SOURCE DATA -
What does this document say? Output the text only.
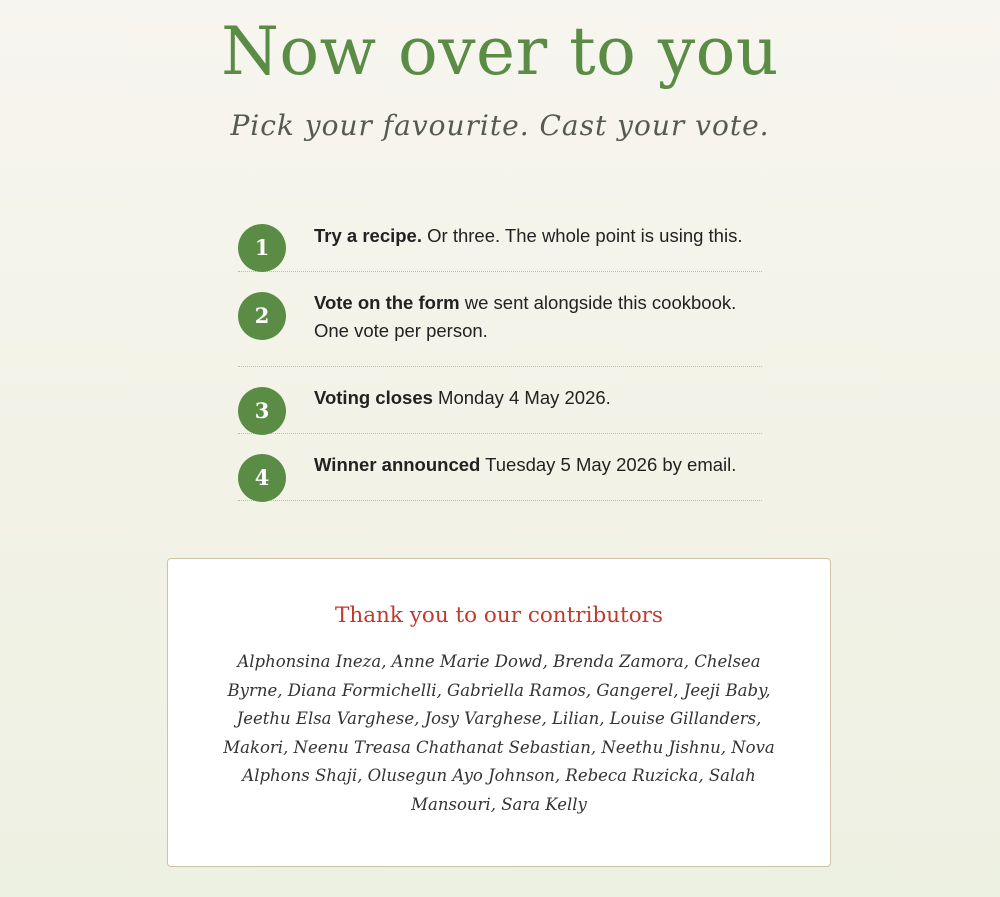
Now over to you

Pick your favourite. Cast your vote.

1	Try a recipe. Or three. The whole point is using this.
2
Vote on the form we sent alongside this cookbook. One vote per person.
3
Voting closes Monday 4 May 2026.
4
Winner announced Tuesday 5 May 2026 by email.
Thank you to our contributors
Alphonsina Ineza, Anne Marie Dowd, Brenda Zamora, Chelsea Byrne, Diana Formichelli, Gabriella Ramos, Gangerel, Jeeji Baby, Jeethu Elsa Varghese, Josy Varghese, Lilian, Louise Gillanders, Makori, Neenu Treasa Chathanat Sebastian, Neethu Jishnu, Nova Alphons Shaji, Olusegun Ayo Johnson, Rebeca Ruzicka, Salah Mansouri, Sara Kelly
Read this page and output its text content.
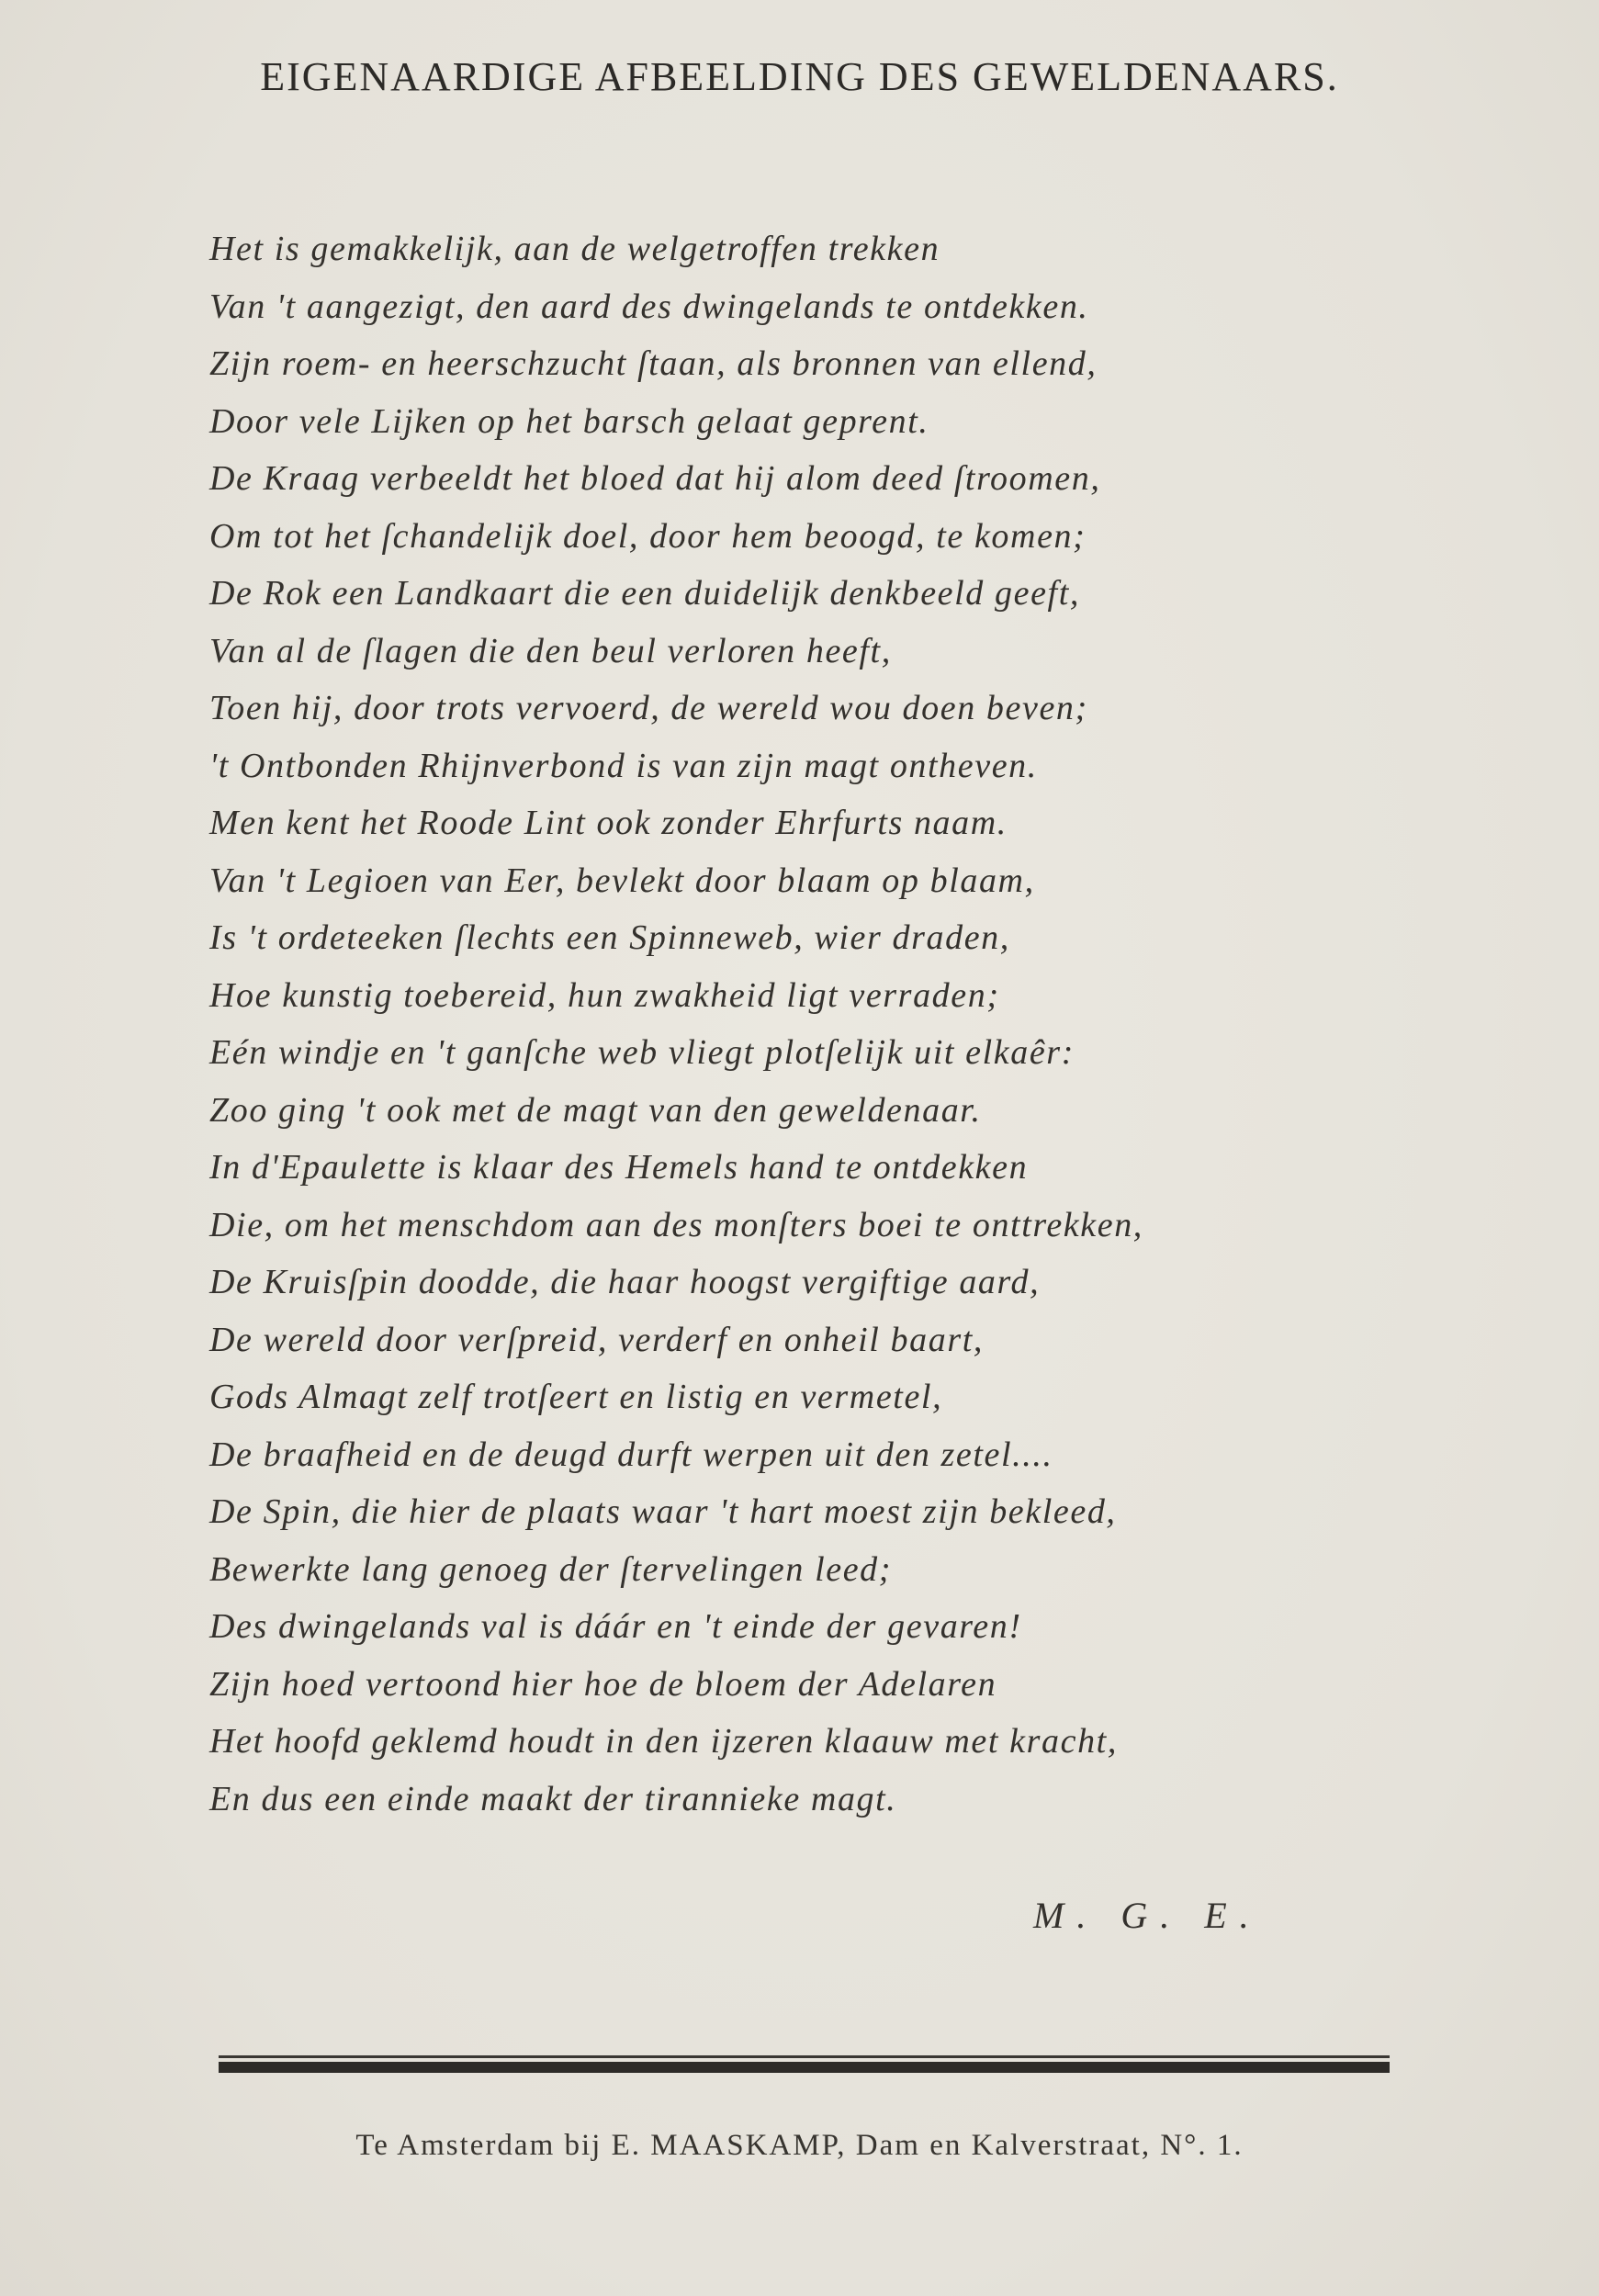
EIGENAARDIGE AFBEELDING DES GEWELDENAARS.
Het is gemakkelijk, aan de welgetroffen trekken
Van 't aangezigt, den aard des dwingelands te ontdekken.
Zijn roem- en heerschzucht ſtaan, als bronnen van ellend,
Door vele Lijken op het barsch gelaat geprent.
De Kraag verbeeldt het bloed dat hij alom deed ſtroomen,
Om tot het ſchandelijk doel, door hem beoogd, te komen;
De Rok een Landkaart die een duidelijk denkbeeld geeft,
Van al de ſlagen die den beul verloren heeft,
Toen hij, door trots vervoerd, de wereld wou doen beven;
't Ontbonden Rhijnverbond is van zijn magt ontheven.
Men kent het Roode Lint ook zonder Ehrfurts naam.
Van 't Legioen van Eer, bevlekt door blaam op blaam,
Is 't ordeteeken ſlechts een Spinneweb, wier draden,
Hoe kunstig toebereid, hun zwakheid ligt verraden;
Eén windje en 't ganſche web vliegt plotſelijk uit elkaêr:
Zoo ging 't ook met de magt van den geweldenaar.
In d'Epaulette is klaar des Hemels hand te ontdekken
Die, om het menschdom aan des monſters boei te onttrekken,
De Kruisſpin doodde, die haar hoogst vergiftige aard,
De wereld door verſpreid, verderf en onheil baart,
Gods Almagt zelf trotſeert en listig en vermetel,
De braafheid en de deugd durft werpen uit den zetel....
De Spin, die hier de plaats waar 't hart moest zijn bekleed,
Bewerkte lang genoeg der ſtervelingen leed;
Des dwingelands val is dáár en 't einde der gevaren!
Zijn hoed vertoond hier hoe de bloem der Adelaren
Het hoofd geklemd houdt in den ijzeren klaauw met kracht,
En dus een einde maakt der tirannieke magt.
M. G. E.
Te Amsterdam bij E. MAASKAMP, Dam en Kalverstraat, N°. 1.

TASK REQUIREMENTS - Repeat the listing verbatim. Skip the pictures.

COMPLETE RESPONSE -
What does this document say? Output the text only.
Now over to you

Pick your favourite. Cast your vote.

1	Try a recipe. Or three. The whole point is using this.
2
Vote on the form we sent alongside this cookbook. One vote per person.
3
Voting closes Monday 4 May 2026.
4
Winner announced Tuesday 5 May 2026 by email.
Thank you to our contributors
Alphonsina Ineza, Anne Marie Dowd, Brenda Zamora, Chelsea Byrne, Diana Formichelli, Gabriella Ramos, Gangerel, Jeeji Baby, Jeethu Elsa Varghese, Josy Varghese, Lilian, Louise Gillanders, Makori, Neenu Treasa Chathanat Sebastian, Neethu Jishnu, Nova Alphons Shaji, Olusegun Ayo Johnson, Rebeca Ruzicka, Salah Mansouri, Sara Kelly
Read this page and output its text content.
EIGENAARDIGE AFBEELDING DES GEWELDENAARS.
Het is gemakkelijk, aan de welgetroffen trekken
Van 't aangezigt, den aard des dwingelands te ontdekken.
Zijn roem- en heerschzucht ſtaan, als bronnen van ellend,
Door vele Lijken op het barsch gelaat geprent.
De Kraag verbeeldt het bloed dat hij alom deed ſtroomen,
Om tot het ſchandelijk doel, door hem beoogd, te komen;
De Rok een Landkaart die een duidelijk denkbeeld geeft,
Van al de ſlagen die den beul verloren heeft,
Toen hij, door trots vervoerd, de wereld wou doen beven;
't Ontbonden Rhijnverbond is van zijn magt ontheven.
Men kent het Roode Lint ook zonder Ehrfurts naam.
Van 't Legioen van Eer, bevlekt door blaam op blaam,
Is 't ordeteeken ſlechts een Spinneweb, wier draden,
Hoe kunstig toebereid, hun zwakheid ligt verraden;
Eén windje en 't ganſche web vliegt plotſelijk uit elkaêr:
Zoo ging 't ook met de magt van den geweldenaar.
In d'Epaulette is klaar des Hemels hand te ontdekken
Die, om het menschdom aan des monſters boei te onttrekken,
De Kruisſpin doodde, die haar hoogst vergiftige aard,
De wereld door verſpreid, verderf en onheil baart,
Gods Almagt zelf trotſeert en listig en vermetel,
De braafheid en de deugd durft werpen uit den zetel....
De Spin, die hier de plaats waar 't hart moest zijn bekleed,
Bewerkte lang genoeg der ſtervelingen leed;
Des dwingelands val is dáár en 't einde der gevaren!
Zijn hoed vertoond hier hoe de bloem der Adelaren
Het hoofd geklemd houdt in den ijzeren klaauw met kracht,
En dus een einde maakt der tirannieke magt.
M. G. E.
Te Amsterdam bij E. MAASKAMP, Dam en Kalverstraat, N°. 1.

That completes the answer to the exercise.